Pull out every line with the word "IMPORTANT" from the entries below.

(begin)

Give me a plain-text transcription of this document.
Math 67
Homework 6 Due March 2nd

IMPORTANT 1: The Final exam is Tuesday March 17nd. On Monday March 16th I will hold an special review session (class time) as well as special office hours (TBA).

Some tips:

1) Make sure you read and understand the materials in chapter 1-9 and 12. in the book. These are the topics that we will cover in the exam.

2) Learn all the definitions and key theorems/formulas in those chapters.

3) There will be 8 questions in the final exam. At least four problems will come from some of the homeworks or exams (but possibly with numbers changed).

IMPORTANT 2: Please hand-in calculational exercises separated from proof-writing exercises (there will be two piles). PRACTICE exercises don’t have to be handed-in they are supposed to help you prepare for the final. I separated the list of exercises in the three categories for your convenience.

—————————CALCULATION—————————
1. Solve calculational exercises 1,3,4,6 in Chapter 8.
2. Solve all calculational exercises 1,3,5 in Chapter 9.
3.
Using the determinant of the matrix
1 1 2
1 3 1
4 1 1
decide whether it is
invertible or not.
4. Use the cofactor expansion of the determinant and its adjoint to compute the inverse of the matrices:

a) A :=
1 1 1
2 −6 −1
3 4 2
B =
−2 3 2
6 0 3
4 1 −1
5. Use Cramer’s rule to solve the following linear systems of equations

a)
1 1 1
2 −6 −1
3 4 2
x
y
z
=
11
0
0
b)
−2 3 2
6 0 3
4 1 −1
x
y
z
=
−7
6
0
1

(end)
(begin)

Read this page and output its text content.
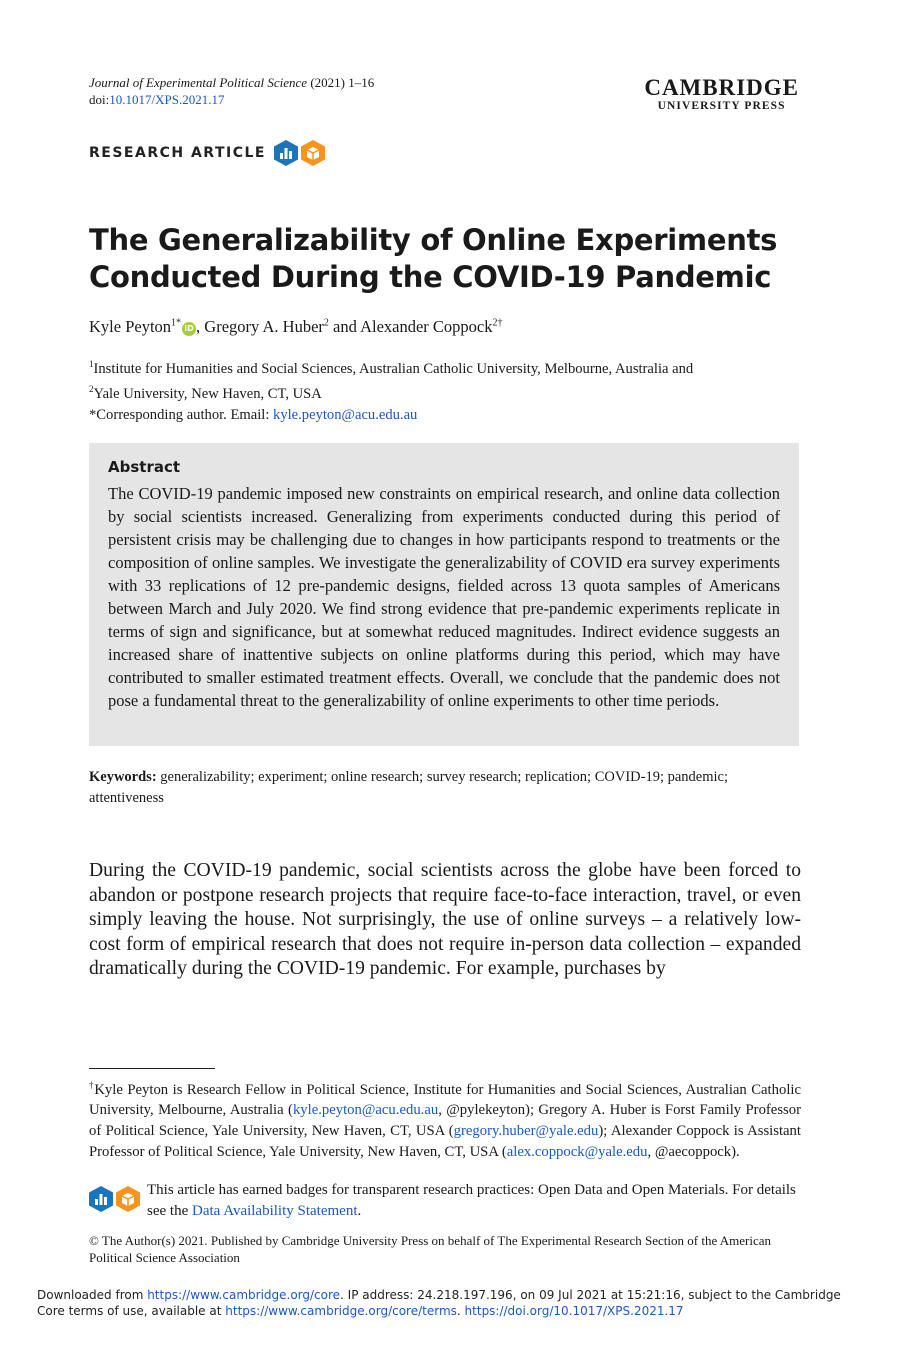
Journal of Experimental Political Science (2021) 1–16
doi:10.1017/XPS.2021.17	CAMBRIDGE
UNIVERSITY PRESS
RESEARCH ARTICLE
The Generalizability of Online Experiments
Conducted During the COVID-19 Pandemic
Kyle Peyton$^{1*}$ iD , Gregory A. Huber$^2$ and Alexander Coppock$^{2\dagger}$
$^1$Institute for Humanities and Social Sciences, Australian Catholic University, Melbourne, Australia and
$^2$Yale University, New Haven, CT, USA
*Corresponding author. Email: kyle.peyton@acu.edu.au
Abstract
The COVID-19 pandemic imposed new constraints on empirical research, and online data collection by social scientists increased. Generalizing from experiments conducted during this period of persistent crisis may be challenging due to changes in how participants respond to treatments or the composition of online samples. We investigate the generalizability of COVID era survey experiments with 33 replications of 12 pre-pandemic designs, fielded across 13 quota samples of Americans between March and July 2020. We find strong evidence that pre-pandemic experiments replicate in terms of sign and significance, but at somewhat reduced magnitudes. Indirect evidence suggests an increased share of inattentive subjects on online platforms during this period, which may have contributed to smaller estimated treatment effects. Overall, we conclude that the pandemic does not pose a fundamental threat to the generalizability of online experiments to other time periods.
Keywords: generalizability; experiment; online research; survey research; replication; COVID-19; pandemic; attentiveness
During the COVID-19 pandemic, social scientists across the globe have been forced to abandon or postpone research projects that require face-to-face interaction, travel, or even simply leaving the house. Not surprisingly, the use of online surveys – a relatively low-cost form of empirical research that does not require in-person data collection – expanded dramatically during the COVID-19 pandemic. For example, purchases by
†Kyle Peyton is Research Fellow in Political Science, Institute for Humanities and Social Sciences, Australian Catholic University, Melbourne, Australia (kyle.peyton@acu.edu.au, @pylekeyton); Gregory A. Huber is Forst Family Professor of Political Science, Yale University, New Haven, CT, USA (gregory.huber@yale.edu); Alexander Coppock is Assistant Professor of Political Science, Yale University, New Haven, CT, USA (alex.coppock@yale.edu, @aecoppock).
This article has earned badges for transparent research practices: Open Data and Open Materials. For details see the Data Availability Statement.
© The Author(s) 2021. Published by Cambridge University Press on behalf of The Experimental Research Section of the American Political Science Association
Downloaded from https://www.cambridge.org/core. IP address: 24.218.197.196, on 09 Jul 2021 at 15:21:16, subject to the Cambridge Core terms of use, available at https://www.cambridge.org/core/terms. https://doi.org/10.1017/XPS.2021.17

(end)

* Answer *
IMPORTANT 1: The Final exam is Tuesday March 17nd. On Monday March 16th I will hold an special review session (class time) as well as special office hours (TBA).
IMPORTANT 2: Please hand-in calculational exercises separated from proof-writing exercises (there will be two piles). PRACTICE exercises don’t have to be handed-in they are supposed to help you prepare for the final. I separated the list of exercises in the three categories for your convenience.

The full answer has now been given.